Thanks to the ESPN.com home page, I can tell you won a third-tier tennis tournament and an Asian Tour golf event. I can tell you who clinched the Formula One world title and whether England won or lost at the Rugby World Cup. I know the name of one of skateboarding’s up-and-coming stars, how the Stanford Cardinal women’s basketball team is shaping up for the year, and who won the latest UFC championship fight.

I cannot, however, say definitively whether the NHL regular season has begun or not.

Weekend Links

*I’ve got evidence that Mr. Rand does read the Weekend Links before publishing them; every once in awhile, some inflammatory language or something bordering on libel is deleted before publication. This week, I made a factual mistake. Rand could have fixed it. Instead, he inserted a note making fun of me. This is part of the reason RandBall’s always a fun place – Rand always goes for the joke. *

We here at the Weekend Links love our less-covered sports teams, so congratulations must go out to the Minnesota Lynx for dominating en route to their first WNBA Championship. It’s an awesome thing for an area that’s been starved of any good news on the sports pages lately, and it’s the first local title since Gopher hockey in 2003 and the first pro title since the now-defunct Thunder won the now-defunct A-League in 1999 the Saints won the Northern League in 2004. [Ed. note: You can see in the published version that Rand calls me out for getting this wrong. It’s always nice having an editor that’s out to make you look good.]. We’ll take any opportunity to celebrate.

* Exercise objective *
Extend the sports column about the Weekend Links, starting right after its last sentence. The items that follow have nothing to do with the sports column.

* Given data *
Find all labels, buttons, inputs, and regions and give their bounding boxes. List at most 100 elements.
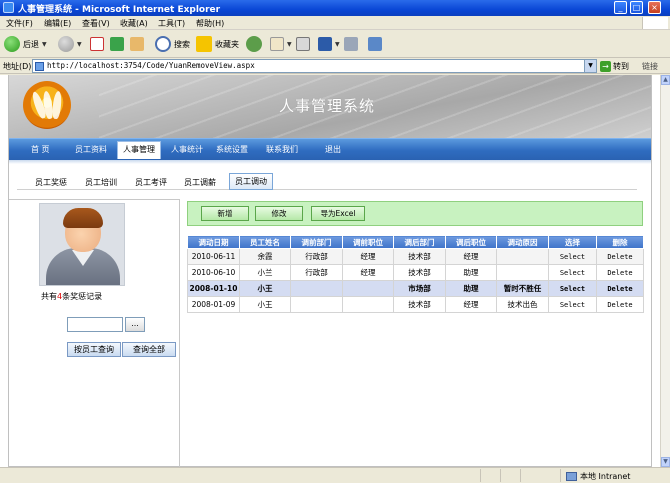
nav-hr-statistics[interactable]: 人事统计 xyxy=(171,144,203,155)
employee-search-input[interactable] xyxy=(67,317,123,332)
printer-icon xyxy=(296,37,310,51)
maximize-button[interactable]: □ xyxy=(630,1,643,14)
window-title: 人事管理系统 - Microsoft Internet Explorer xyxy=(18,5,221,15)
windows-logo-icon xyxy=(642,17,668,29)
messenger-icon xyxy=(368,37,382,51)
back-label: 后退 xyxy=(23,39,39,49)
history-icon xyxy=(246,36,262,52)
edit-button[interactable]: ▼ xyxy=(318,35,340,53)
address-bar: 地址(D) http://localhost:3754/Code/YuanRem… xyxy=(0,58,670,74)
delete-link[interactable]: Delete xyxy=(596,248,644,265)
delete-link[interactable]: Delete xyxy=(596,264,644,281)
search-label: 搜索 xyxy=(174,39,190,49)
forward-arrow-icon xyxy=(58,36,74,52)
select-link[interactable]: Select xyxy=(548,296,597,313)
close-button[interactable]: × xyxy=(648,1,661,14)
nav-system-settings[interactable]: 系统设置 xyxy=(216,144,248,155)
col-position-after: 调后职位 xyxy=(445,235,497,249)
mail-button[interactable]: ▼ xyxy=(270,35,292,53)
nav-contact-us[interactable]: 联系我们 xyxy=(266,144,298,155)
stop-icon xyxy=(90,37,104,51)
subnav-transfer[interactable]: 员工调动 xyxy=(229,173,273,190)
menu-edit[interactable]: 编辑(E) xyxy=(44,18,71,29)
select-link[interactable]: Select xyxy=(548,280,597,297)
go-button[interactable]: → 转到 xyxy=(600,59,629,73)
messenger-button[interactable] xyxy=(368,35,382,53)
discuss-button[interactable] xyxy=(344,35,358,53)
table-row-selected: 2008-01-10 小王 市场部 助理 暂时不胜任 Select Delete xyxy=(187,280,644,297)
browse-button[interactable]: ... xyxy=(125,317,145,332)
refresh-icon xyxy=(110,37,124,51)
col-select: 选择 xyxy=(548,235,597,249)
go-label: 转到 xyxy=(613,61,629,71)
menu-view[interactable]: 查看(V) xyxy=(82,18,110,29)
banner-title: 人事管理系统 xyxy=(279,97,376,115)
discuss-icon xyxy=(344,37,358,51)
export-excel-button[interactable]: 导为Excel xyxy=(311,206,365,221)
favorites-button[interactable]: 收藏夹 xyxy=(196,35,239,53)
delete-link[interactable]: Delete xyxy=(596,280,644,297)
minimize-button[interactable]: _ xyxy=(614,1,627,14)
intranet-icon xyxy=(566,471,577,481)
back-button[interactable]: 后退 ▼ xyxy=(4,35,47,53)
page-icon xyxy=(35,62,44,71)
forward-button[interactable]: ▼ xyxy=(58,35,82,53)
chevron-down-icon: ▼ xyxy=(335,40,340,48)
avatar xyxy=(39,203,125,286)
history-button[interactable] xyxy=(246,35,262,53)
links-button[interactable]: 链接 xyxy=(642,61,658,72)
nav-hr-management[interactable]: 人事管理 xyxy=(117,141,161,159)
subnav-training[interactable]: 员工培训 xyxy=(85,177,117,188)
scroll-up-icon[interactable]: ▲ xyxy=(661,75,670,85)
table-row: 2010-06-10 小兰 行政部 经理 技术部 助理 Select Delet… xyxy=(187,264,644,281)
subnav-rewards[interactable]: 员工奖惩 xyxy=(35,177,67,188)
col-position-before: 调前职位 xyxy=(342,235,394,249)
delete-link[interactable]: Delete xyxy=(596,296,644,313)
menu-file[interactable]: 文件(F) xyxy=(6,18,33,29)
back-arrow-icon xyxy=(4,36,20,52)
col-transfer-date: 调动日期 xyxy=(187,235,240,249)
record-count: 共有4条奖惩记录 xyxy=(41,292,103,301)
query-by-employee-button[interactable]: 按员工查询 xyxy=(67,342,121,357)
banner: 人事管理系统 xyxy=(9,75,651,138)
refresh-button[interactable] xyxy=(110,35,124,53)
search-button[interactable]: 搜索 xyxy=(155,35,190,53)
search-icon xyxy=(155,36,171,52)
go-arrow-icon: → xyxy=(600,60,611,72)
nav-logout[interactable]: 退出 xyxy=(325,144,341,155)
status-bar: 本地 Intranet xyxy=(0,467,670,483)
query-all-button[interactable]: 查询全部 xyxy=(122,342,176,357)
edit-button[interactable]: 修改 xyxy=(255,206,303,221)
menu-help[interactable]: 帮助(H) xyxy=(196,18,224,29)
col-reason: 调动原因 xyxy=(496,235,549,249)
address-label: 地址(D) xyxy=(3,62,32,71)
home-icon xyxy=(130,37,144,51)
address-url: http://localhost:3754/Code/YuanRemoveVie… xyxy=(47,61,255,70)
stop-button[interactable] xyxy=(90,35,104,53)
menu-tools[interactable]: 工具(T) xyxy=(158,18,185,29)
select-link[interactable]: Select xyxy=(548,264,597,281)
menu-favorites[interactable]: 收藏(A) xyxy=(120,18,148,29)
action-bar: 新增 修改 导为Excel xyxy=(187,201,643,226)
chevron-down-icon: ▼ xyxy=(42,40,47,48)
nav-home[interactable]: 首 页 xyxy=(31,144,50,155)
home-button[interactable] xyxy=(130,35,144,53)
nav-employee-info[interactable]: 员工资料 xyxy=(75,144,107,155)
subnav-evaluation[interactable]: 员工考评 xyxy=(135,177,167,188)
print-button[interactable] xyxy=(296,35,310,53)
scroll-down-icon[interactable]: ▼ xyxy=(661,457,670,467)
left-panel: 共有4条奖惩记录 ... 按员工查询 查询全部 xyxy=(9,199,180,467)
sub-nav: 员工奖惩 员工培训 员工考评 员工调薪 员工调动 xyxy=(17,173,637,190)
chevron-down-icon: ▼ xyxy=(287,40,292,48)
select-link[interactable]: Select xyxy=(548,248,597,265)
address-input[interactable]: http://localhost:3754/Code/YuanRemoveVie… xyxy=(32,59,597,73)
subnav-salary[interactable]: 员工调薪 xyxy=(184,177,216,188)
window-title-bar: 人事管理系统 - Microsoft Internet Explorer _ □… xyxy=(0,0,670,16)
vertical-scrollbar[interactable]: ▲ ▼ xyxy=(660,75,670,467)
browser-toolbar: 后退 ▼ ▼ 搜索 收藏夹 ▼ ▼ xyxy=(0,30,670,58)
col-delete: 删除 xyxy=(596,235,644,249)
logo-icon xyxy=(23,81,71,129)
add-button[interactable]: 新增 xyxy=(201,206,249,221)
chevron-down-icon[interactable]: ▼ xyxy=(584,60,596,72)
mail-icon xyxy=(270,37,284,51)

* Expected answer *
*On with the links:

*We start off with soccer, as ESPN’s Leander Schaerlackens looks at the growth of fan groups in MLS. Soccer has for years tried to sell itself as a family game – Junior plays soccer, so let’s get Mom and Sis and go to a game! – but is finally, at the MLS level, realizing that the fan that’s going to drive these franchises is young, urban, and (mostly) male. Soccer is a game that, let’s be honest, has some slow stretches, and what these clubs are figuring out is that they need something to drive the atmosphere. Nobody comes back if the sounds are of Mom and Dad sitting on their hands, or (worse) of Thunderstix and screaming and those god-awful horns that used to be de rigueur. That’s what you get when you go for families. This kind of thing from the (Portland) Timbers Army is really what you need.

*This is as good of a time as any to remind you that if you’re young, urban, and male (or otherwise), head up to Blaine tonight and make some noise for the Stars in the playoffs. As Rand mentioned in his Q&A with CEO Djorn Buchholz, the game’s at 7:30, but you really want to be there at 5:00, when Surly Brewing will be handing out free beer at the tailgate. You’ll be hanging out with the Dark Clouds, the Stars fan group. They are really good guys (mostly guys), and they’re the ones who provide the atmosphere at the National Sports Center, and while it’s nothing like the thousands-strong Timbers Army, you cannot begin to imagine how quiet it’d be without them. This will sound stupid, but I can’t imagine who’d want to go to a Stars game if they weren’t there.

*We move next to the Twins, as Parker Hageman says what the team really needs is guys who’ll hit line drives to center at Target Field. You might scoff at this, but it’s the simplest way to explain the drop-off of Danny Valencia, who made the change to pull the ball more and ended up hitting 65 points lower as a result. Also in Twins news, John Bonnes has another look at the Twins’ likely payroll next year, with the note – there’s really no reason it should need to go down next year. That’ll give the Twins some money to spend, which could help.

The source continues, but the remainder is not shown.